▸ Dataset excerpts
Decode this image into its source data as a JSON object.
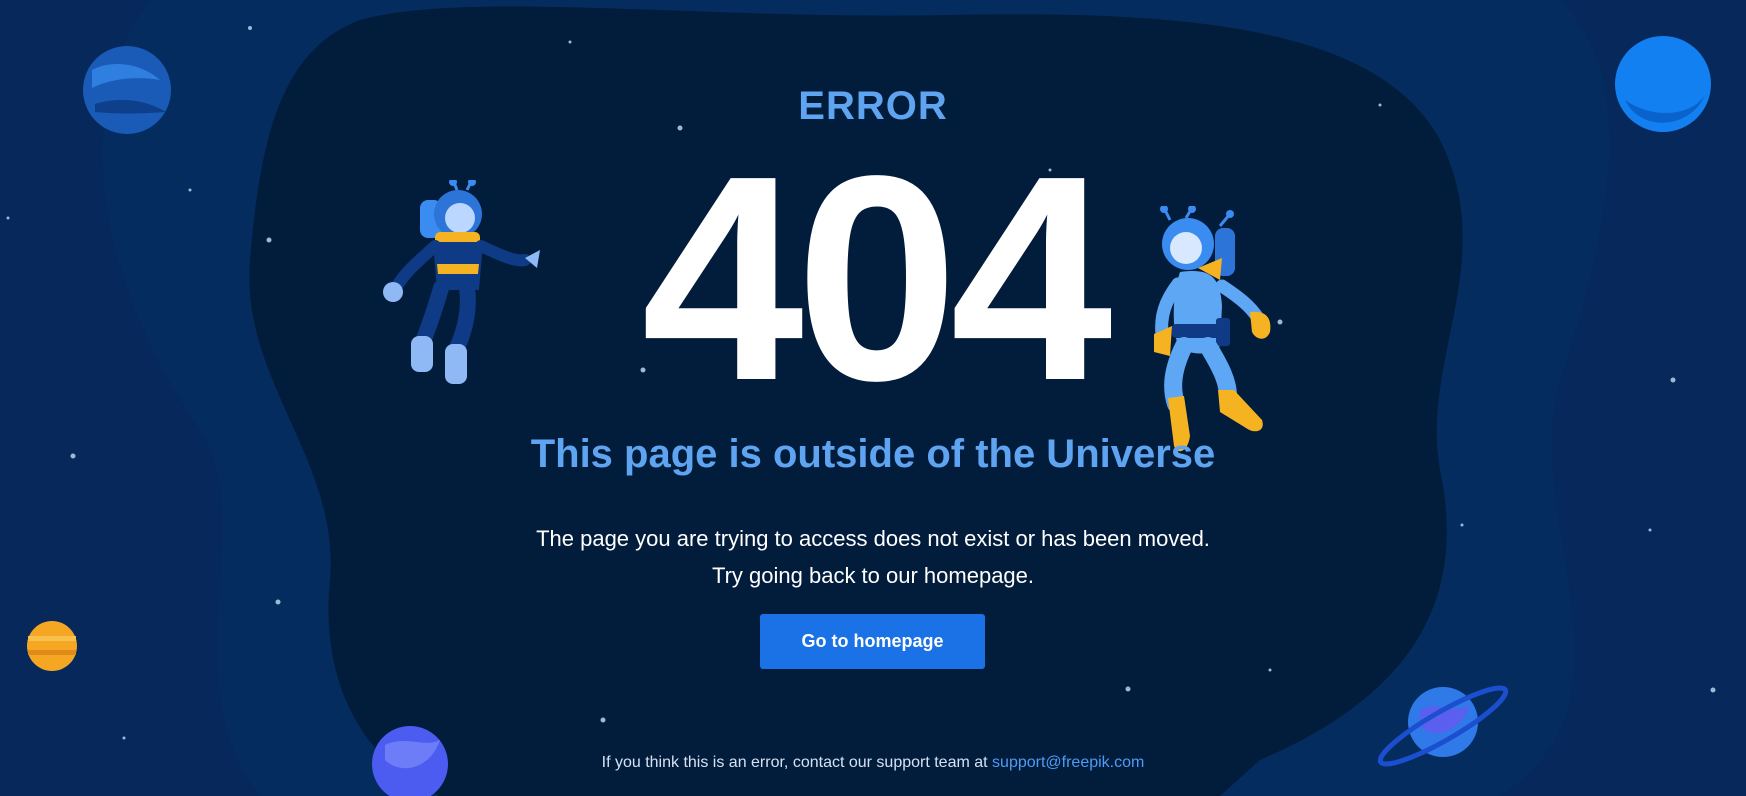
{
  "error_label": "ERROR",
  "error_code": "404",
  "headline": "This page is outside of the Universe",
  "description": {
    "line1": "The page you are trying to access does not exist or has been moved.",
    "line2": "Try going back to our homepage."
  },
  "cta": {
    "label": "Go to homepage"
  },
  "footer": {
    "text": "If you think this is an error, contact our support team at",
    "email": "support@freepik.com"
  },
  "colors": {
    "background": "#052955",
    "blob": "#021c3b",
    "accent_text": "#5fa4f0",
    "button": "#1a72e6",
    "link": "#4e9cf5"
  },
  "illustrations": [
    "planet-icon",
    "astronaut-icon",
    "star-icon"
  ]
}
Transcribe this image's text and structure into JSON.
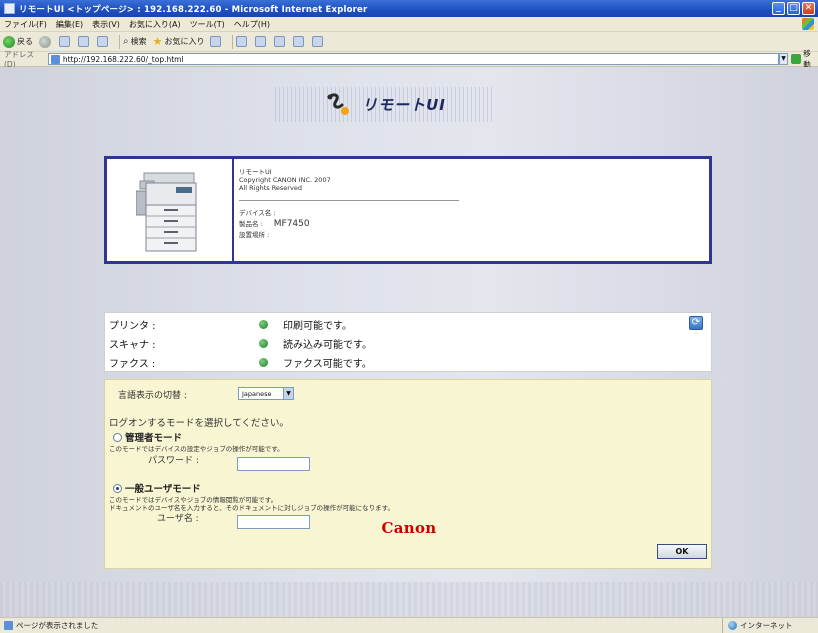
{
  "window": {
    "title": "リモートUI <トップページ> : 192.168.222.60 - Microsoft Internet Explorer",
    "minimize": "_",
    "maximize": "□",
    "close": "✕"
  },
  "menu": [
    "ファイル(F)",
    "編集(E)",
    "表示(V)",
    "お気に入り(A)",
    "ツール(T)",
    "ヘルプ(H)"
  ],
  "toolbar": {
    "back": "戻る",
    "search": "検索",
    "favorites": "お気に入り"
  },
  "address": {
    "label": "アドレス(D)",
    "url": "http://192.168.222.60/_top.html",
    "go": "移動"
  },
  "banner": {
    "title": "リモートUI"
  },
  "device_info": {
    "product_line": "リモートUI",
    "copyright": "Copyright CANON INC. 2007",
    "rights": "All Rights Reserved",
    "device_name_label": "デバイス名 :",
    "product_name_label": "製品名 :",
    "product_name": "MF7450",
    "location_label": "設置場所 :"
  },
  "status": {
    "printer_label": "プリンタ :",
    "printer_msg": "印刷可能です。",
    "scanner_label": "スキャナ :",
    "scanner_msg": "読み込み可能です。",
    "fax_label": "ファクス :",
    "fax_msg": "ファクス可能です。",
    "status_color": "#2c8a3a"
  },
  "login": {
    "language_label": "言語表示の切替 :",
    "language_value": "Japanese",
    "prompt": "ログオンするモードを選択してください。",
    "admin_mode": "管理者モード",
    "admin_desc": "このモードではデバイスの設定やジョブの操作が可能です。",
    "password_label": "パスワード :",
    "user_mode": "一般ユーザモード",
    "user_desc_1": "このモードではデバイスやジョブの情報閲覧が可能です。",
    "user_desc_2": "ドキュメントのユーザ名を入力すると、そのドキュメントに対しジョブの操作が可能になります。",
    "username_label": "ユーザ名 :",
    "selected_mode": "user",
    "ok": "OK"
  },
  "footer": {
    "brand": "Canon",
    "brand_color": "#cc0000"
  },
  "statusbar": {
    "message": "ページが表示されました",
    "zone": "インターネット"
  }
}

--

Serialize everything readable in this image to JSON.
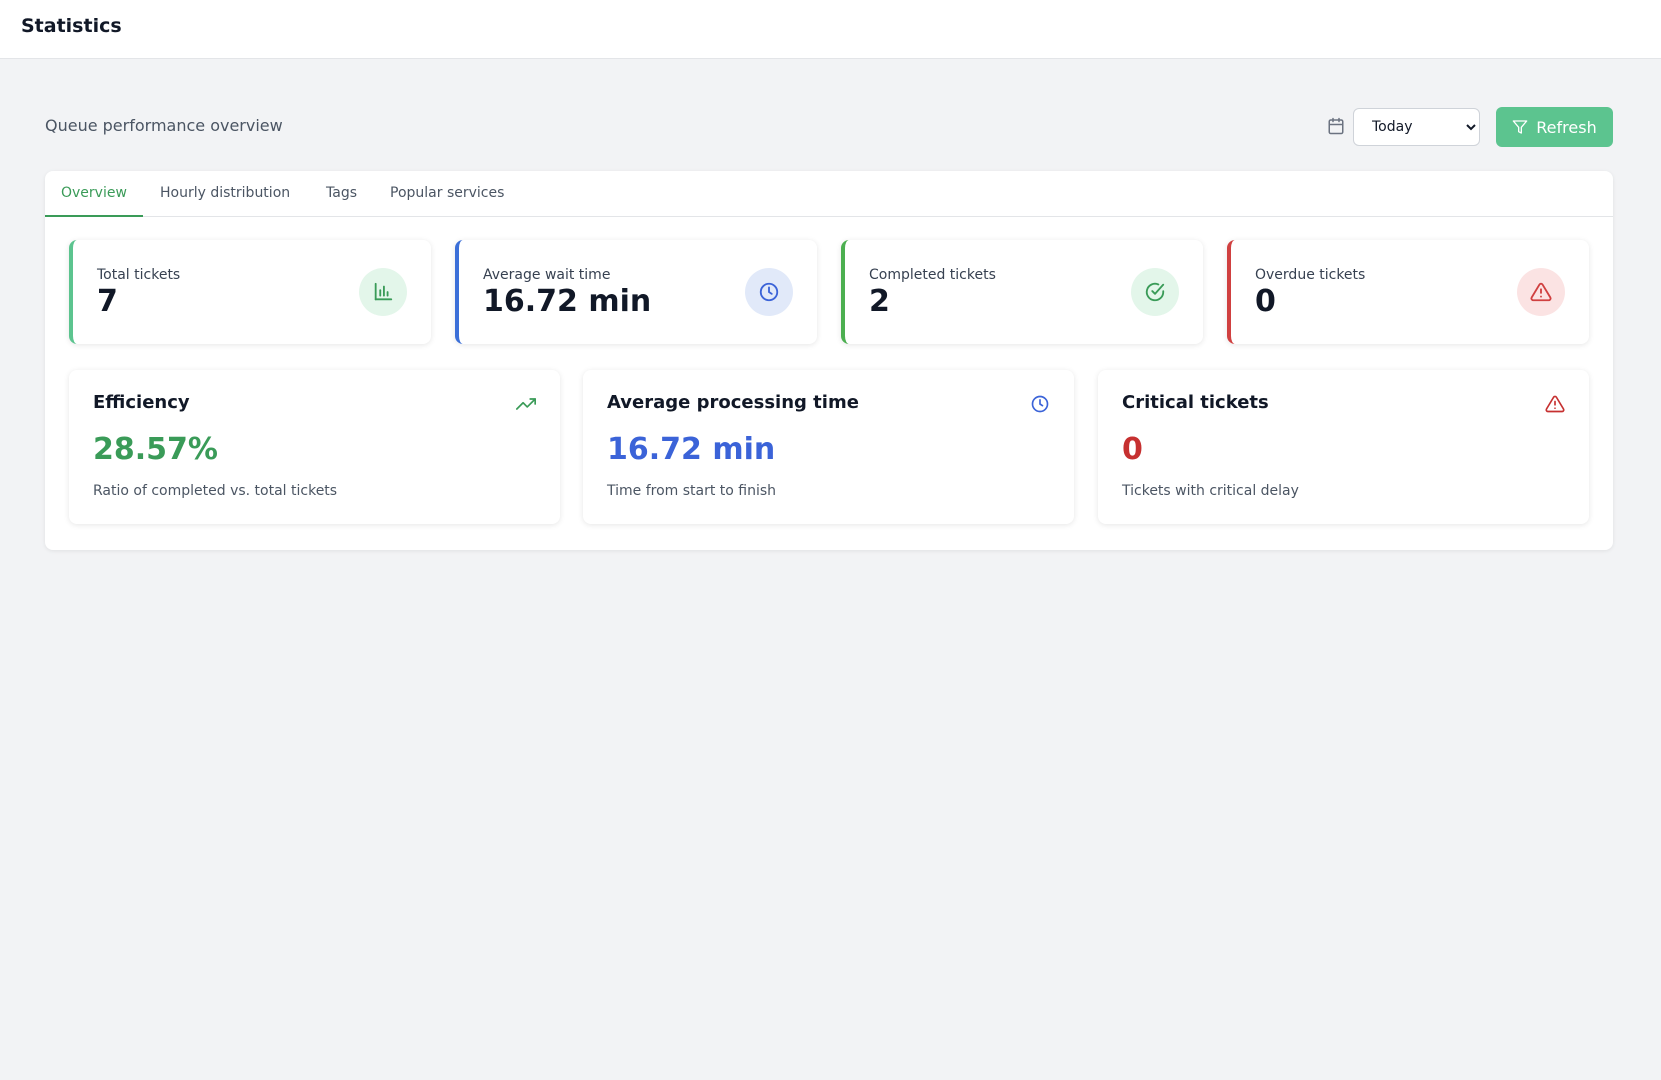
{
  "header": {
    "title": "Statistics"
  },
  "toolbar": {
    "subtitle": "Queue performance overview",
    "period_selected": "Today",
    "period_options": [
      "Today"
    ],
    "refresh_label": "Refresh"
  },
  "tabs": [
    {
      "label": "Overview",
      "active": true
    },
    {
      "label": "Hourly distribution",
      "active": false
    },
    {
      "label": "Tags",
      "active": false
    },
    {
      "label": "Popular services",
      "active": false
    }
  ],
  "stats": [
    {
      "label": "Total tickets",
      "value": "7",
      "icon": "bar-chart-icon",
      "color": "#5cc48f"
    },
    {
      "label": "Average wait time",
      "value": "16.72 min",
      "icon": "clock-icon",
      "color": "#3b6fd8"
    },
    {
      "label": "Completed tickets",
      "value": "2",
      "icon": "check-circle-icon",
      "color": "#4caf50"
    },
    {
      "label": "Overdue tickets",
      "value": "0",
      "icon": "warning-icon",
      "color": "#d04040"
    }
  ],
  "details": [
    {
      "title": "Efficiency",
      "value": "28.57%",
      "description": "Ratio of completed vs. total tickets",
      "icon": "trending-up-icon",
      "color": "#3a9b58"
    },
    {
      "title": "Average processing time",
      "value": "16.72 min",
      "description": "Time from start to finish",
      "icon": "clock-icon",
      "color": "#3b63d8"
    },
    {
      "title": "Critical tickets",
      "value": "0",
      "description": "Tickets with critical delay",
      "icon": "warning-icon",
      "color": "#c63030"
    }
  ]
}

▸ Exercise goal
Gather every line from the entries above where the word "support" appears, and copy them.

▸ The answer
    "text": "If you think this is an error, contact our support team at",
    "email": "support@freepik.com"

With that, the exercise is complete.